# [Daftar tugas]
A: Tentukan apakah tiap pernyataan berikut sesuai dengan teks tentang masyarakat madani di bawah, lalu jawab ya atau tidak disertai kutipan persis dari teks yang menjadi penentunya. (i) Pada era Orde Lama, politik merupakan panglima. (ii) Orde Baru mengembangkan hukum untuk mendukung pembangunan pendidikan. (iii) Manusia saling membutuhkan sesamanya hanya secara jasmani.
B: Tolong jawab pertanyaan berikut berdasarkan teks tentang masyarakat madani di bawah.
(i) Apa yang diperlukan dalam proses interaksi karena menentukan batasan-batasan perilaku dalam kehidupan masyarakat?
(ii) Sebagai apa penguasa tunggal pada masa Orde Baru mengatasnamakan dirinya?
(iii) Pada era reformasi, hukum dijadikan apa?

# [Dokumen sumber]
'''

Minggu, 18 Agustus 2013

Masyarakat madani

BAB I
PENDAHULUAN

Manusia sebagai makhluk sosial selalu hidup bersama dalam arti manusia hidup dalam interaksi dan interdepedensi sesamanya. Manusia saling membutuhkan sesamanya baik jasmani maupun rohani. Dalam proses interaksi inilah diperlukan nilai-nilai ,norma, dan aturan-aturan, karena ia menentukan batasan-batasan dari perilaku dalam kehidupan masyarakat. Jadi dalam hubungan sosial dalam masyarakat itulah secara mutlak adanya nilai-nilai karena tiada nilai-nilai tanpa adanya hubungan sosial.
Masyarakat kita yang dewasa ini sedang mengalami dekadensi dan disintegrasi dalam berbagai aspek kehidupan, sehingga menuntut adanya reorientasi dalam pembinaan dan pengembangan hukum, tidak saja bila diinginkan agar hukum memiliki supremasinya. Membicarakan masalah Supremasi Hukum saat ini sedang mengalami kehancuran.
Terbukti,sejak Orde Lama hukum itu telah dimanipulasi untuk kepentingan politik sesaat sang “pemimpin Besar Revolusi”, karena politik di era Orde Lama merupakan panglima. Orde Baru mengembangkan hukum untuk mendukung pembangunan ekonomi, sehingga hukum dimanipulasi untuk mengembangkan pembangunan yang di sana-sini hukum menjadi bersifat represif, melanggar hak-hak asasi masyarakat yang ujung-ujungnya untuk memberi legitimasi apa yang disebut sebagai KKN dan kroniisme. Hukum menjadi hukumnya penguasa, yaitu penguasa tunggal yang mengatasnamakan dirinya sebagai mandataris MPR dan menjadikan hukum telah kehilangan dimensi etisnya. Sedangkan pada era reformasi sekarang ini, hukum bukan lagi dijadikan sarana untuk membela atau menegakkan kebenaran dan keadilan, melainkan hukum sudah dijadikan komoditi untuk dipertukarkan sebagai alat pembayaran guna membeli hal-hal yang justru untuk menentang kebenaran dan keadilan itu sendiri.

'''

Rangkaian materi

'''

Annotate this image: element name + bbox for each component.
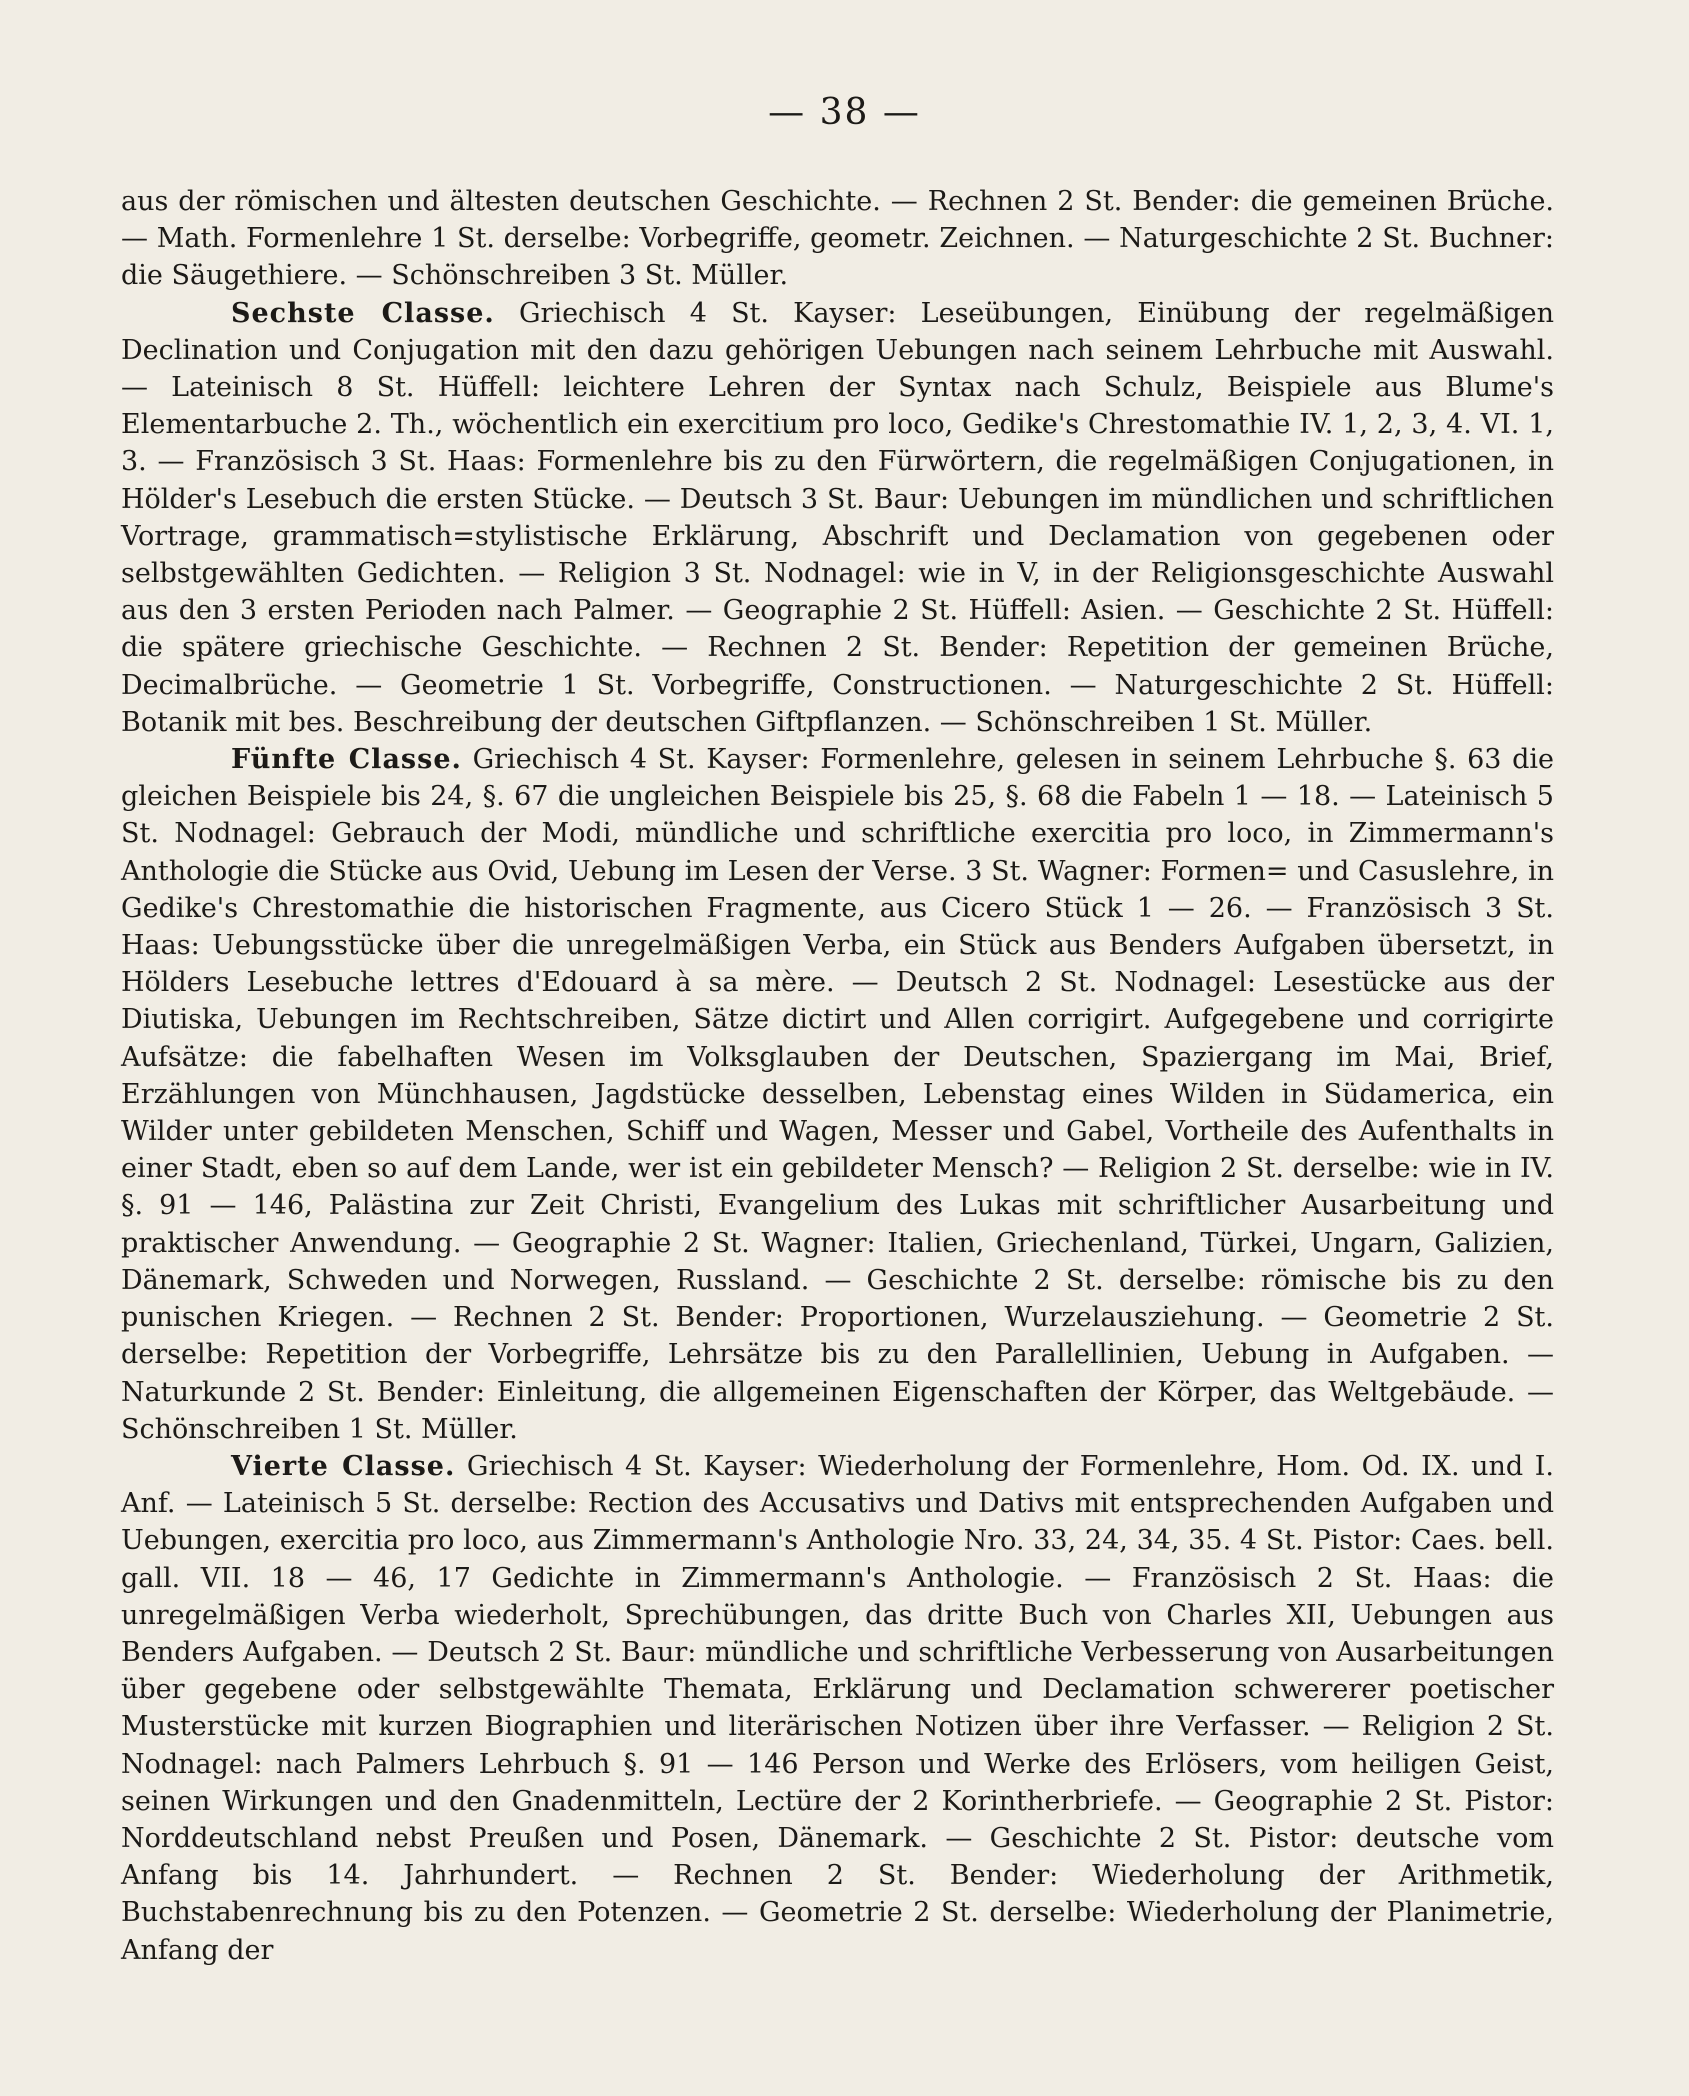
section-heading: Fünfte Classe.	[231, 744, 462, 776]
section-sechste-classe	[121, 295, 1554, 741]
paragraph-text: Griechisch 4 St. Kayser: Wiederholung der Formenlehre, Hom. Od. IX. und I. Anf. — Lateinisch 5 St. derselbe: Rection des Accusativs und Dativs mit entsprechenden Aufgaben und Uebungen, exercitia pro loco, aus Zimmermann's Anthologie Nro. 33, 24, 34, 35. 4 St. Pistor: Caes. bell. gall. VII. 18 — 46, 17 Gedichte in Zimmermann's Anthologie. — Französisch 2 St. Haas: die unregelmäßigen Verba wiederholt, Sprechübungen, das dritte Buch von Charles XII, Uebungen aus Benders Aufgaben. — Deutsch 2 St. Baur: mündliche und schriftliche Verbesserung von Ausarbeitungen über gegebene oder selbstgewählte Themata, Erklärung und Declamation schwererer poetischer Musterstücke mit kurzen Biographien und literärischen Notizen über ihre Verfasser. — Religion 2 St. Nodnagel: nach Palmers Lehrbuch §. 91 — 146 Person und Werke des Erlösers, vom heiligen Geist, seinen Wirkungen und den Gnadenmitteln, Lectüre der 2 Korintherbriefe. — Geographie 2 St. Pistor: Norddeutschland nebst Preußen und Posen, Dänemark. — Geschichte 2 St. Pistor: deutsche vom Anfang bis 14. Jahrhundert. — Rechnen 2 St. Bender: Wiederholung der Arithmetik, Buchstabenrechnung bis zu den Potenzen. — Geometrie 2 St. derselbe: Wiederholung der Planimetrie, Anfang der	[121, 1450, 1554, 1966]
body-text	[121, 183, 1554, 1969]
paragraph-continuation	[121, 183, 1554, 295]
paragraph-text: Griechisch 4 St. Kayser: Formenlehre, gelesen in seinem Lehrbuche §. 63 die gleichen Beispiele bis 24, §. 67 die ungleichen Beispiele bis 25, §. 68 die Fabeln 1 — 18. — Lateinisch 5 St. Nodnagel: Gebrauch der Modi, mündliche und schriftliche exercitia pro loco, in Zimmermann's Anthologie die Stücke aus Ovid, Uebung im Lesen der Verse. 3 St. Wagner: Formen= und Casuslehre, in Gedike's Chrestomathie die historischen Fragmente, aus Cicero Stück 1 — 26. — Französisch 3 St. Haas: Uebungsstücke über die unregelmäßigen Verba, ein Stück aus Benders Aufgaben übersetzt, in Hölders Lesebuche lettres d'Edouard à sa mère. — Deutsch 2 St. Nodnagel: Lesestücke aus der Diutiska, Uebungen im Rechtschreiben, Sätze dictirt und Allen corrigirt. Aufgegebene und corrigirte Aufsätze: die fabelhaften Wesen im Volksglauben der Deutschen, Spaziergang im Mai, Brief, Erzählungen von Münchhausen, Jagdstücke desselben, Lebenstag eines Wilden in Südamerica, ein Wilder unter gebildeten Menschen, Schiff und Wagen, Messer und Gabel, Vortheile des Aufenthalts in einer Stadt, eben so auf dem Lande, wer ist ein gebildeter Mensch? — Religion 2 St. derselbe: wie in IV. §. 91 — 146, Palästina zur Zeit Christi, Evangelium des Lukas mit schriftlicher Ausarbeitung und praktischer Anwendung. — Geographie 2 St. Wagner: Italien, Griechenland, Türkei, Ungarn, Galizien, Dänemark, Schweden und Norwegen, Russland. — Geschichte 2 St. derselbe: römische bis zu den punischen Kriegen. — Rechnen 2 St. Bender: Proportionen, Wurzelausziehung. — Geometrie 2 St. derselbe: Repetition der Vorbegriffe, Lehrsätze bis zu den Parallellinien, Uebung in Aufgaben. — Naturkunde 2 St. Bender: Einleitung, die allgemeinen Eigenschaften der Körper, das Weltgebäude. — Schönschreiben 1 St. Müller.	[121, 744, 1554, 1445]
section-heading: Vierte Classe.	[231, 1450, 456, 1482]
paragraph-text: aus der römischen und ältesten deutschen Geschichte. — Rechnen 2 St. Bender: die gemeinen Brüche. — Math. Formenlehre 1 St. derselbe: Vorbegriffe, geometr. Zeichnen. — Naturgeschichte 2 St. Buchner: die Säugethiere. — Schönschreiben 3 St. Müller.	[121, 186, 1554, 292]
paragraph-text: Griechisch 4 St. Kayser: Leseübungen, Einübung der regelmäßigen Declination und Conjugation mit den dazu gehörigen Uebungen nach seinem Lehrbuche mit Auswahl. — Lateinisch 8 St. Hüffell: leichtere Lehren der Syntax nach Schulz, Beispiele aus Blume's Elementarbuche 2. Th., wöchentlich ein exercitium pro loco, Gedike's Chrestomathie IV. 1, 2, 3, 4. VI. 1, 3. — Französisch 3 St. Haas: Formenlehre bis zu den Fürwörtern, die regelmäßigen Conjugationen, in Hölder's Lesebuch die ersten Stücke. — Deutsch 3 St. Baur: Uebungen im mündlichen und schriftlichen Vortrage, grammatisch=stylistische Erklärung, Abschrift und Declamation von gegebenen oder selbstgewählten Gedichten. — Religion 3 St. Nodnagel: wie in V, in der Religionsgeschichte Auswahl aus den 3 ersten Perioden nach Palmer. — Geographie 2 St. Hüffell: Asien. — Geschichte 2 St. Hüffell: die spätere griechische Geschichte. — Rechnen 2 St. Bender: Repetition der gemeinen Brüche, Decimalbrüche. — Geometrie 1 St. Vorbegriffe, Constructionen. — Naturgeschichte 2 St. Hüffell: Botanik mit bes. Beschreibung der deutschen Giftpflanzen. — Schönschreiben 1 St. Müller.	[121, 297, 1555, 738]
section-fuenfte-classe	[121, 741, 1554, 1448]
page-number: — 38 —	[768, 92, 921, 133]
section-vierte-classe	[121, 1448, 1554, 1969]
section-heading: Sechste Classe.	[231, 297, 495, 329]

'''

# [Jawaban per tugas]
A:
(i) Ya: "karena politik di era Orde Lama merupakan panglima"
(ii) Tidak: "Orde Baru mengembangkan hukum untuk mendukung pembangunan ekonomi"
(iii) Tidak: "Manusia saling membutuhkan sesamanya baik jasmani maupun rohani"

B:
(i) Nilai-nilai, norma, dan aturan-aturan.
(ii) Sebagai mandataris MPR.
(iii) Komoditi untuk dipertukarkan sebagai alat pembayaran.